[Coordinate annotation records]
========

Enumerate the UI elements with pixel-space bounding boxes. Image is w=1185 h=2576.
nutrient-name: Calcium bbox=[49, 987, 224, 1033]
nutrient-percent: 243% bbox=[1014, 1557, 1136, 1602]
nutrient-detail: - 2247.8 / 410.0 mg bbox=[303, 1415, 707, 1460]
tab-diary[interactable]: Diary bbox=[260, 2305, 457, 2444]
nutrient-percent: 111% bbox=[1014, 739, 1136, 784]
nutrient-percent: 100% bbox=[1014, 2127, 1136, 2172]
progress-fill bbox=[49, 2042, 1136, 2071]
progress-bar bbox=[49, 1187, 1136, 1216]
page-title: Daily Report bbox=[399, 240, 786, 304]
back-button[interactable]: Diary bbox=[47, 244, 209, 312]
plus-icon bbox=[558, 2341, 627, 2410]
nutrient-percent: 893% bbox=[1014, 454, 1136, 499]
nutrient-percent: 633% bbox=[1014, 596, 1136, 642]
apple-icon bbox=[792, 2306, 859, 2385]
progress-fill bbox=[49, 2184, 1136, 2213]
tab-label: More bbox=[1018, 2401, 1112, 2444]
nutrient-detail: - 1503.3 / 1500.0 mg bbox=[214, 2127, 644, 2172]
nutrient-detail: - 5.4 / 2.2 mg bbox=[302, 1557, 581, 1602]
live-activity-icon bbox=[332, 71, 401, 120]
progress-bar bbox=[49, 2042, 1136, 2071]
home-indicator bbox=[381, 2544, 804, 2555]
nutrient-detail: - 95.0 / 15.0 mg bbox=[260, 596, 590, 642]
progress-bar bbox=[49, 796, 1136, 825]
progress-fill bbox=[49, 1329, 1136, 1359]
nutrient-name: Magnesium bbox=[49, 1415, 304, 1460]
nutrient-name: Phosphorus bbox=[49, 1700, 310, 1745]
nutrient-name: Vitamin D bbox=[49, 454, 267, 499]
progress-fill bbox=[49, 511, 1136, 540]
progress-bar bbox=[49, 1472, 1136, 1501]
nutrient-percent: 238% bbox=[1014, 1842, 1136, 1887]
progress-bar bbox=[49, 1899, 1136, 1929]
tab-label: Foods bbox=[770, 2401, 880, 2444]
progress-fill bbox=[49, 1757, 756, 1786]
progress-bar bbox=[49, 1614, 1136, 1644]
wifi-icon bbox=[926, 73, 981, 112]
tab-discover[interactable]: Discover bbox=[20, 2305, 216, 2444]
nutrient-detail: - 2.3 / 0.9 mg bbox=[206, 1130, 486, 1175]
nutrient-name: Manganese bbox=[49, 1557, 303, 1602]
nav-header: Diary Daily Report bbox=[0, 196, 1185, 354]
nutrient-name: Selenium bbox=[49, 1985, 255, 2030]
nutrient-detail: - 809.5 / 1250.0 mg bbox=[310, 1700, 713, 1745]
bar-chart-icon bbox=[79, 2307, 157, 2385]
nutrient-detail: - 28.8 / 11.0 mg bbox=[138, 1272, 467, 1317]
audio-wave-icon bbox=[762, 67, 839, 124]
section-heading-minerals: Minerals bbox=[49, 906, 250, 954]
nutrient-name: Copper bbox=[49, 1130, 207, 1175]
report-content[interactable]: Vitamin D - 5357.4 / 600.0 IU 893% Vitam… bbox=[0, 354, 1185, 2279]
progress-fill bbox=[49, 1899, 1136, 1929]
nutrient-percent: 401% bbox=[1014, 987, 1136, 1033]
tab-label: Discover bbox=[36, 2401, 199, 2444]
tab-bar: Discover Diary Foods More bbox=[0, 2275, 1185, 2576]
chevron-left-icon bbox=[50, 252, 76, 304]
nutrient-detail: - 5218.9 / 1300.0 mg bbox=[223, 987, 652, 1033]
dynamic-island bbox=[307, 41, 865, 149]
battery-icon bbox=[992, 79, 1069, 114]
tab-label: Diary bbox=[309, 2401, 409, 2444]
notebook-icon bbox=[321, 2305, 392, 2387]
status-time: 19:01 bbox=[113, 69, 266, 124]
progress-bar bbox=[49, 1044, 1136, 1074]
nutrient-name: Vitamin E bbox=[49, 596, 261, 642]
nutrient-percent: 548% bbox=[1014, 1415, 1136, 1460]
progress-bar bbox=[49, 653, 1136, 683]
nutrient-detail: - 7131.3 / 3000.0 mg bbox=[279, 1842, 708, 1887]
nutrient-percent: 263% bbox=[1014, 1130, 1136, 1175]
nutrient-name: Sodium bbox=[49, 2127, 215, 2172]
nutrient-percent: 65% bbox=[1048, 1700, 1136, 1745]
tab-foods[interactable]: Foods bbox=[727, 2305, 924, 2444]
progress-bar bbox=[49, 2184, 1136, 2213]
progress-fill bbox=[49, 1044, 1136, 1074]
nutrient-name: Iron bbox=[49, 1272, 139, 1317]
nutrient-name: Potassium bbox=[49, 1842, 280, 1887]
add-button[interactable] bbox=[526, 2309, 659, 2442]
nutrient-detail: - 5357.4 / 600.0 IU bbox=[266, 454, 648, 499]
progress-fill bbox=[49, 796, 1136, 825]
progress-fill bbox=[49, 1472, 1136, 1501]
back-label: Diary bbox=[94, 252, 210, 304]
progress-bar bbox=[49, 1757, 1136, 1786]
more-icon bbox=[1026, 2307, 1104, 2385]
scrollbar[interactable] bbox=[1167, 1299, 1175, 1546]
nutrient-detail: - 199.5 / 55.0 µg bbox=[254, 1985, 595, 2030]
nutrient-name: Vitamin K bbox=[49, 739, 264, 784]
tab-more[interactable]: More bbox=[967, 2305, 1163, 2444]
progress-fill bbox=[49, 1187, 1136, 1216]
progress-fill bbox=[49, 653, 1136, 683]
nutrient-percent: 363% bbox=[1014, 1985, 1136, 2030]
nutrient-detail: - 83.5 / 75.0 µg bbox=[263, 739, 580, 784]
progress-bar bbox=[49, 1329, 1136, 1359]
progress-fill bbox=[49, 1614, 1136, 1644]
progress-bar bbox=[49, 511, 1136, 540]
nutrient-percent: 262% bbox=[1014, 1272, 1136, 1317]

========

#### Set task
Please edit the records above by replacing "progress-fill" with "progress-indicator" wherever it occurs. Leave everything else unchanged.

#### The answer
Enumerate the UI elements with pixel-space bounding boxes. Image is w=1185 h=2576.
nutrient-name: Calcium bbox=[49, 987, 224, 1033]
nutrient-percent: 243% bbox=[1014, 1557, 1136, 1602]
nutrient-detail: - 2247.8 / 410.0 mg bbox=[303, 1415, 707, 1460]
tab-diary[interactable]: Diary bbox=[260, 2305, 457, 2444]
nutrient-percent: 111% bbox=[1014, 739, 1136, 784]
nutrient-percent: 100% bbox=[1014, 2127, 1136, 2172]
progress-indicator bbox=[49, 2042, 1136, 2071]
progress-bar bbox=[49, 1187, 1136, 1216]
page-title: Daily Report bbox=[399, 240, 786, 304]
back-button[interactable]: Diary bbox=[47, 244, 209, 312]
plus-icon bbox=[558, 2341, 627, 2410]
nutrient-percent: 893% bbox=[1014, 454, 1136, 499]
nutrient-percent: 633% bbox=[1014, 596, 1136, 642]
apple-icon bbox=[792, 2306, 859, 2385]
progress-indicator bbox=[49, 2184, 1136, 2213]
tab-label: More bbox=[1018, 2401, 1112, 2444]
nutrient-detail: - 1503.3 / 1500.0 mg bbox=[214, 2127, 644, 2172]
nutrient-detail: - 5.4 / 2.2 mg bbox=[302, 1557, 581, 1602]
live-activity-icon bbox=[332, 71, 401, 120]
progress-bar bbox=[49, 2042, 1136, 2071]
home-indicator bbox=[381, 2544, 804, 2555]
nutrient-detail: - 95.0 / 15.0 mg bbox=[260, 596, 590, 642]
progress-bar bbox=[49, 796, 1136, 825]
progress-indicator bbox=[49, 1329, 1136, 1359]
nutrient-name: Magnesium bbox=[49, 1415, 304, 1460]
nutrient-name: Phosphorus bbox=[49, 1700, 310, 1745]
nutrient-name: Vitamin D bbox=[49, 454, 267, 499]
progress-indicator bbox=[49, 511, 1136, 540]
progress-bar bbox=[49, 1472, 1136, 1501]
nutrient-percent: 238% bbox=[1014, 1842, 1136, 1887]
progress-bar bbox=[49, 1899, 1136, 1929]
tab-label: Foods bbox=[770, 2401, 880, 2444]
progress-indicator bbox=[49, 1757, 756, 1786]
progress-bar bbox=[49, 1614, 1136, 1644]
wifi-icon bbox=[926, 73, 981, 112]
tab-discover[interactable]: Discover bbox=[20, 2305, 216, 2444]
nutrient-detail: - 2.3 / 0.9 mg bbox=[206, 1130, 486, 1175]
nutrient-name: Manganese bbox=[49, 1557, 303, 1602]
nav-header: Diary Daily Report bbox=[0, 196, 1185, 354]
nutrient-name: Selenium bbox=[49, 1985, 255, 2030]
nutrient-detail: - 809.5 / 1250.0 mg bbox=[310, 1700, 713, 1745]
bar-chart-icon bbox=[79, 2307, 157, 2385]
nutrient-detail: - 28.8 / 11.0 mg bbox=[138, 1272, 467, 1317]
audio-wave-icon bbox=[762, 67, 839, 124]
section-heading-minerals: Minerals bbox=[49, 906, 250, 954]
nutrient-name: Copper bbox=[49, 1130, 207, 1175]
report-content[interactable]: Vitamin D - 5357.4 / 600.0 IU 893% Vitam… bbox=[0, 354, 1185, 2279]
progress-indicator bbox=[49, 1899, 1136, 1929]
nutrient-percent: 401% bbox=[1014, 987, 1136, 1033]
tab-label: Discover bbox=[36, 2401, 199, 2444]
tab-bar: Discover Diary Foods More bbox=[0, 2275, 1185, 2576]
chevron-left-icon bbox=[50, 252, 76, 304]
nutrient-detail: - 5218.9 / 1300.0 mg bbox=[223, 987, 652, 1033]
dynamic-island bbox=[307, 41, 865, 149]
battery-icon bbox=[992, 79, 1069, 114]
tab-label: Diary bbox=[309, 2401, 409, 2444]
notebook-icon bbox=[321, 2305, 392, 2387]
status-time: 19:01 bbox=[113, 69, 266, 124]
progress-bar bbox=[49, 1044, 1136, 1074]
nutrient-name: Vitamin E bbox=[49, 596, 261, 642]
nutrient-percent: 548% bbox=[1014, 1415, 1136, 1460]
progress-bar bbox=[49, 653, 1136, 683]
nutrient-detail: - 7131.3 / 3000.0 mg bbox=[279, 1842, 708, 1887]
nutrient-percent: 263% bbox=[1014, 1130, 1136, 1175]
nutrient-name: Sodium bbox=[49, 2127, 215, 2172]
nutrient-percent: 65% bbox=[1048, 1700, 1136, 1745]
tab-foods[interactable]: Foods bbox=[727, 2305, 924, 2444]
progress-bar bbox=[49, 2184, 1136, 2213]
progress-indicator bbox=[49, 1044, 1136, 1074]
nutrient-name: Iron bbox=[49, 1272, 139, 1317]
nutrient-name: Potassium bbox=[49, 1842, 280, 1887]
add-button[interactable] bbox=[526, 2309, 659, 2442]
nutrient-detail: - 5357.4 / 600.0 IU bbox=[266, 454, 648, 499]
progress-indicator bbox=[49, 796, 1136, 825]
progress-indicator bbox=[49, 1472, 1136, 1501]
back-label: Diary bbox=[94, 252, 210, 304]
progress-bar bbox=[49, 1757, 1136, 1786]
more-icon bbox=[1026, 2307, 1104, 2385]
scrollbar[interactable] bbox=[1167, 1299, 1175, 1546]
nutrient-detail: - 199.5 / 55.0 µg bbox=[254, 1985, 595, 2030]
nutrient-name: Vitamin K bbox=[49, 739, 264, 784]
tab-more[interactable]: More bbox=[967, 2305, 1163, 2444]
progress-indicator bbox=[49, 1187, 1136, 1216]
progress-indicator bbox=[49, 653, 1136, 683]
nutrient-percent: 363% bbox=[1014, 1985, 1136, 2030]
nutrient-detail: - 83.5 / 75.0 µg bbox=[263, 739, 580, 784]
progress-bar bbox=[49, 1329, 1136, 1359]
progress-indicator bbox=[49, 1614, 1136, 1644]
progress-bar bbox=[49, 511, 1136, 540]
nutrient-percent: 262% bbox=[1014, 1272, 1136, 1317]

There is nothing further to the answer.